%%

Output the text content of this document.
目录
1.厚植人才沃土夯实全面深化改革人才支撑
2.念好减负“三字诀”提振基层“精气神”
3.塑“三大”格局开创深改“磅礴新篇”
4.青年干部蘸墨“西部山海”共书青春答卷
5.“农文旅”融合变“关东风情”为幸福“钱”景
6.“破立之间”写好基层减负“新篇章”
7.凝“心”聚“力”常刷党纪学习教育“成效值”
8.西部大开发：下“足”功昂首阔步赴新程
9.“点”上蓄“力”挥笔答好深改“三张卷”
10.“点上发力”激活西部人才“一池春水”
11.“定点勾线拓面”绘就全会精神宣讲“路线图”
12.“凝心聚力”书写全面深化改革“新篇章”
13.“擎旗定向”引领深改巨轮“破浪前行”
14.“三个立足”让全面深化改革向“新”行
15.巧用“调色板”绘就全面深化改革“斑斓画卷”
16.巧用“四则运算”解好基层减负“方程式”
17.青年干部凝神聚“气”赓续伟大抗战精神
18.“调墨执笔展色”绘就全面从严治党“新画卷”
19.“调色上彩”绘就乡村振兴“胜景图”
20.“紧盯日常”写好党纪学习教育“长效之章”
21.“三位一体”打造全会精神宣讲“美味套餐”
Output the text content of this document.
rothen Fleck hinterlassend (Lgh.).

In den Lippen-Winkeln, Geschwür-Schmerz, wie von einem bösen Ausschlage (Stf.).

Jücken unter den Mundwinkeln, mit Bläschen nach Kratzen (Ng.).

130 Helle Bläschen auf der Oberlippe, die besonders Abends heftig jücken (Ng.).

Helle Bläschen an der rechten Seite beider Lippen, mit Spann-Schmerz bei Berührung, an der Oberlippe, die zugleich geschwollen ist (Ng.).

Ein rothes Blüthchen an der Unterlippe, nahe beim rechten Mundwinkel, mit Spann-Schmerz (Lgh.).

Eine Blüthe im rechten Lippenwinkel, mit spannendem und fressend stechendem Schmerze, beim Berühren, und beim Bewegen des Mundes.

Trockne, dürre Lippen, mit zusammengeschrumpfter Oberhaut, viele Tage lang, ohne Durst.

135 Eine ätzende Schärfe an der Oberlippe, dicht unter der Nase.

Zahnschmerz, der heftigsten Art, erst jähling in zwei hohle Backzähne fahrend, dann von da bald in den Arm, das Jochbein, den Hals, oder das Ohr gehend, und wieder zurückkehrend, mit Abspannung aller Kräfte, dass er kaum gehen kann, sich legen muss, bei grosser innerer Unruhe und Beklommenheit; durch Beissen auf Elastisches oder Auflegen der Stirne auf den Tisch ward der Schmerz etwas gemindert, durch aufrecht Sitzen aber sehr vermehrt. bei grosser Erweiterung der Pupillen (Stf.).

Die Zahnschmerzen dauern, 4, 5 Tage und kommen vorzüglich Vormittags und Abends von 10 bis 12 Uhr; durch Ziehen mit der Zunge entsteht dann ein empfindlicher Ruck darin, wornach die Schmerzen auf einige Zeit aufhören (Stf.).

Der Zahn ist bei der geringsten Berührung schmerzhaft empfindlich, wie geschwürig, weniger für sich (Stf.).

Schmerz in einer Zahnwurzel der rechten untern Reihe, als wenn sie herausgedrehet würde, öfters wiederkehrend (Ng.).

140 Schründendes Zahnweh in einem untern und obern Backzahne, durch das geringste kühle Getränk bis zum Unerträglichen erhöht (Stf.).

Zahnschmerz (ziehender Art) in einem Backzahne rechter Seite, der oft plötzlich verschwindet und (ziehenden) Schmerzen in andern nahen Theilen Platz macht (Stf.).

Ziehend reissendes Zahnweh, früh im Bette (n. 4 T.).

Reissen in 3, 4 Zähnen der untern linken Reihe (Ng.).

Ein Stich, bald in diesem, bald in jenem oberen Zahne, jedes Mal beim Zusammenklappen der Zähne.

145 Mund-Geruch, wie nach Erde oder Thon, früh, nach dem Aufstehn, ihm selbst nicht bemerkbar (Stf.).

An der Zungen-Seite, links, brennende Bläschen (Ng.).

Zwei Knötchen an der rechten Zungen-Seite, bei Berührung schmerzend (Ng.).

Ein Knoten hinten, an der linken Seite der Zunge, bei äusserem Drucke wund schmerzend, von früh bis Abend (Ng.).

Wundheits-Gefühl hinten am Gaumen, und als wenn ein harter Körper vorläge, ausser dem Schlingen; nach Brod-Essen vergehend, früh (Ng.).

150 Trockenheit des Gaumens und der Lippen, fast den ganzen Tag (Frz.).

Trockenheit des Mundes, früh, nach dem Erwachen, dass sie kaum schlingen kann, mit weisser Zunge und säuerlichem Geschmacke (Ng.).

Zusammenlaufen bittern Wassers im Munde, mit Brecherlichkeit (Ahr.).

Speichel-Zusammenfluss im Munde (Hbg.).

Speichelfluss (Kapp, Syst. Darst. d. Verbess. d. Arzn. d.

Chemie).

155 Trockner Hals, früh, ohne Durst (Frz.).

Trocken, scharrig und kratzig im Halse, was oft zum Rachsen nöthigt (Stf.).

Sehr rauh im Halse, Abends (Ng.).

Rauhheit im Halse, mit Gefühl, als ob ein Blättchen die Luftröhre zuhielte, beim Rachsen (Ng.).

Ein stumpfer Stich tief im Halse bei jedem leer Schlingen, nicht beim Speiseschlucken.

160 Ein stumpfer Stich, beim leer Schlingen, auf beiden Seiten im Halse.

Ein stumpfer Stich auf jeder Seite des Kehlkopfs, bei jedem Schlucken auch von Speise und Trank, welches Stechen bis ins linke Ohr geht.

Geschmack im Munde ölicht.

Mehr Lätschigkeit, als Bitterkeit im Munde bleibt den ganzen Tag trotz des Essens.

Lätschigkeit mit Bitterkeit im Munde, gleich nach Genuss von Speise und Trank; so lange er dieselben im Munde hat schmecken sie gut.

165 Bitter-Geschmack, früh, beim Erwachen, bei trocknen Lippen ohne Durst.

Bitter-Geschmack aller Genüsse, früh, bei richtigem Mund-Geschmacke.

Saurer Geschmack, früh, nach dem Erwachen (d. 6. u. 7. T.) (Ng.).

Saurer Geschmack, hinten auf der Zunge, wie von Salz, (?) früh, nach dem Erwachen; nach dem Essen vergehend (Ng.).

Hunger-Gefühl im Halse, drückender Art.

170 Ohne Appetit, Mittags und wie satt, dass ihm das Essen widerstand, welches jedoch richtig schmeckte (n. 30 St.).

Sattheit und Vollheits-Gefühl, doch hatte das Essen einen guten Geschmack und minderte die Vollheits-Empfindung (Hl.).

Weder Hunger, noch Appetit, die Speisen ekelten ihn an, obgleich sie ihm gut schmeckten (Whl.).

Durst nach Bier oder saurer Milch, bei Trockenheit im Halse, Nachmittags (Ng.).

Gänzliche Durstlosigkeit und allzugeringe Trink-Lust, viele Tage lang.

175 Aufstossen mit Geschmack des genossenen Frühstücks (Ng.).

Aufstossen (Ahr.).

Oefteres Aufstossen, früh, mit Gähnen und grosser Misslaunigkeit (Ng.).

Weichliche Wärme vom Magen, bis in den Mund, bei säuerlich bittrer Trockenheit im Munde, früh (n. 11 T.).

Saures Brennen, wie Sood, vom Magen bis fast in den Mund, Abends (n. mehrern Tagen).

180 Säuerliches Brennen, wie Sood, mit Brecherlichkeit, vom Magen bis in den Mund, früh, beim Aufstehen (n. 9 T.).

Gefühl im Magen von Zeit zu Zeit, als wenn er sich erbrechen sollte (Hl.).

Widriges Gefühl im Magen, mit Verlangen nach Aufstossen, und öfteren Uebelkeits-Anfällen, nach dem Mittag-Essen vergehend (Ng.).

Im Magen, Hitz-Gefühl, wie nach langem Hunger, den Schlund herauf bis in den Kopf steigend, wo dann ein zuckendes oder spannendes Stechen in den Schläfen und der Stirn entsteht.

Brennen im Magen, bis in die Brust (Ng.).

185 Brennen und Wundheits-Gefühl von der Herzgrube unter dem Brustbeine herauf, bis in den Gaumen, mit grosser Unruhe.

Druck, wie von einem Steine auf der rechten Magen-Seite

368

%%

[Stated goal]
List every line in the records above that contains the word "fast".

[Expected answer]
150 Trockenheit des Gaumens und der Lippen, fast den ganzen Tag (Frz.).
Saures Brennen, wie Sood, vom Magen bis fast in den Mund, Abends (n. mehrern Tagen).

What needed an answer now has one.